━━ Working data ━━

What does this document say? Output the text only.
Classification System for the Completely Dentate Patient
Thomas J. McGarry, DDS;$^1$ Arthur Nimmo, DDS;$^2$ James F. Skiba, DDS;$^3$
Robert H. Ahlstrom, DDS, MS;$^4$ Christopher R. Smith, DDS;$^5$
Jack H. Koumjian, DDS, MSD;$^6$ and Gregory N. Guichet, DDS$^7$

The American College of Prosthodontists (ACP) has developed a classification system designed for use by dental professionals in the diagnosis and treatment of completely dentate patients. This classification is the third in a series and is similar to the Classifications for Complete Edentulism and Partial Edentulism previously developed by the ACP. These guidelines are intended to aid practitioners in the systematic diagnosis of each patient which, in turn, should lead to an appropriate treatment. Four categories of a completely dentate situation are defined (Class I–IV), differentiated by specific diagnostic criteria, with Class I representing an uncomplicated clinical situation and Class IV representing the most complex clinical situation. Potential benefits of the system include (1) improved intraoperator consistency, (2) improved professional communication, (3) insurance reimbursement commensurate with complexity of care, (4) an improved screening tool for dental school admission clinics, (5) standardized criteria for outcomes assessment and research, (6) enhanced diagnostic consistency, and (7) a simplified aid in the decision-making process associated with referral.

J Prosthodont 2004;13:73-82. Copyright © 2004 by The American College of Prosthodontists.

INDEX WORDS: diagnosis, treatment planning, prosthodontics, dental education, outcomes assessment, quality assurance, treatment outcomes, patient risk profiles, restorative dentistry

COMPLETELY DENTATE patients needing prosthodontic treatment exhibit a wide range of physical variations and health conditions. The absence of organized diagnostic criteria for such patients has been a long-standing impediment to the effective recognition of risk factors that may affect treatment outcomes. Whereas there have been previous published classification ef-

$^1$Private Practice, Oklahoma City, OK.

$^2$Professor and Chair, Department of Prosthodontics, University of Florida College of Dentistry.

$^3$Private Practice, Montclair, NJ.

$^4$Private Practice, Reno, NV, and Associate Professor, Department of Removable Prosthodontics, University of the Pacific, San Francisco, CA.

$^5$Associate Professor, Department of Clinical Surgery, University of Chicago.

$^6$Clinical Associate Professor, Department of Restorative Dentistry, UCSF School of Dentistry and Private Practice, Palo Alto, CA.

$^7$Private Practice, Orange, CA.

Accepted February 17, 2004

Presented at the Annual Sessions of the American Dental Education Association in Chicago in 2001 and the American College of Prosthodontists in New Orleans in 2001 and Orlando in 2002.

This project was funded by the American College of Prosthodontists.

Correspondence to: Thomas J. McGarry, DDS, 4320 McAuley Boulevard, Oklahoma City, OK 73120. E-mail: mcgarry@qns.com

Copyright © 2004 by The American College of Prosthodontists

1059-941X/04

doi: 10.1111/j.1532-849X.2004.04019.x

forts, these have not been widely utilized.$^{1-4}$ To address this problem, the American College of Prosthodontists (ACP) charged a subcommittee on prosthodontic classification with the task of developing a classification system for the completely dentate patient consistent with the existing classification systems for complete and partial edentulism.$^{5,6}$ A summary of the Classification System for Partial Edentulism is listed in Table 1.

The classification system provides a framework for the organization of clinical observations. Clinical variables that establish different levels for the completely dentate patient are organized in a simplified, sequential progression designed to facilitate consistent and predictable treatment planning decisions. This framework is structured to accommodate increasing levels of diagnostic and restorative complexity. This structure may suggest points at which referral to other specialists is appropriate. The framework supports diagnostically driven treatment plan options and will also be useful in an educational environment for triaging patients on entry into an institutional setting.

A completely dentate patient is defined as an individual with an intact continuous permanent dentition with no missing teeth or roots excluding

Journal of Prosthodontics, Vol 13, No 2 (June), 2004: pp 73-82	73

━━━

_What the exercise asks_. Return all the lines shown above, precisely as they stand.

_Written reply_.
What does this document say? Output the text only.
Classification System for the Completely Dentate Patient
Thomas J. McGarry, DDS;$^1$ Arthur Nimmo, DDS;$^2$ James F. Skiba, DDS;$^3$
Robert H. Ahlstrom, DDS, MS;$^4$ Christopher R. Smith, DDS;$^5$
Jack H. Koumjian, DDS, MSD;$^6$ and Gregory N. Guichet, DDS$^7$

The American College of Prosthodontists (ACP) has developed a classification system designed for use by dental professionals in the diagnosis and treatment of completely dentate patients. This classification is the third in a series and is similar to the Classifications for Complete Edentulism and Partial Edentulism previously developed by the ACP. These guidelines are intended to aid practitioners in the systematic diagnosis of each patient which, in turn, should lead to an appropriate treatment. Four categories of a completely dentate situation are defined (Class I–IV), differentiated by specific diagnostic criteria, with Class I representing an uncomplicated clinical situation and Class IV representing the most complex clinical situation. Potential benefits of the system include (1) improved intraoperator consistency, (2) improved professional communication, (3) insurance reimbursement commensurate with complexity of care, (4) an improved screening tool for dental school admission clinics, (5) standardized criteria for outcomes assessment and research, (6) enhanced diagnostic consistency, and (7) a simplified aid in the decision-making process associated with referral.

J Prosthodont 2004;13:73-82. Copyright © 2004 by The American College of Prosthodontists.

INDEX WORDS: diagnosis, treatment planning, prosthodontics, dental education, outcomes assessment, quality assurance, treatment outcomes, patient risk profiles, restorative dentistry

COMPLETELY DENTATE patients needing prosthodontic treatment exhibit a wide range of physical variations and health conditions. The absence of organized diagnostic criteria for such patients has been a long-standing impediment to the effective recognition of risk factors that may affect treatment outcomes. Whereas there have been previous published classification ef-

$^1$Private Practice, Oklahoma City, OK.

$^2$Professor and Chair, Department of Prosthodontics, University of Florida College of Dentistry.

$^3$Private Practice, Montclair, NJ.

$^4$Private Practice, Reno, NV, and Associate Professor, Department of Removable Prosthodontics, University of the Pacific, San Francisco, CA.

$^5$Associate Professor, Department of Clinical Surgery, University of Chicago.

$^6$Clinical Associate Professor, Department of Restorative Dentistry, UCSF School of Dentistry and Private Practice, Palo Alto, CA.

$^7$Private Practice, Orange, CA.

Accepted February 17, 2004

Presented at the Annual Sessions of the American Dental Education Association in Chicago in 2001 and the American College of Prosthodontists in New Orleans in 2001 and Orlando in 2002.

This project was funded by the American College of Prosthodontists.

Correspondence to: Thomas J. McGarry, DDS, 4320 McAuley Boulevard, Oklahoma City, OK 73120. E-mail: mcgarry@qns.com

Copyright © 2004 by The American College of Prosthodontists

1059-941X/04

doi: 10.1111/j.1532-849X.2004.04019.x

forts, these have not been widely utilized.$^{1-4}$ To address this problem, the American College of Prosthodontists (ACP) charged a subcommittee on prosthodontic classification with the task of developing a classification system for the completely dentate patient consistent with the existing classification systems for complete and partial edentulism.$^{5,6}$ A summary of the Classification System for Partial Edentulism is listed in Table 1.

The classification system provides a framework for the organization of clinical observations. Clinical variables that establish different levels for the completely dentate patient are organized in a simplified, sequential progression designed to facilitate consistent and predictable treatment planning decisions. This framework is structured to accommodate increasing levels of diagnostic and restorative complexity. This structure may suggest points at which referral to other specialists is appropriate. The framework supports diagnostically driven treatment plan options and will also be useful in an educational environment for triaging patients on entry into an institutional setting.

A completely dentate patient is defined as an individual with an intact continuous permanent dentition with no missing teeth or roots excluding

Journal of Prosthodontics, Vol 13, No 2 (June), 2004: pp 73-82	73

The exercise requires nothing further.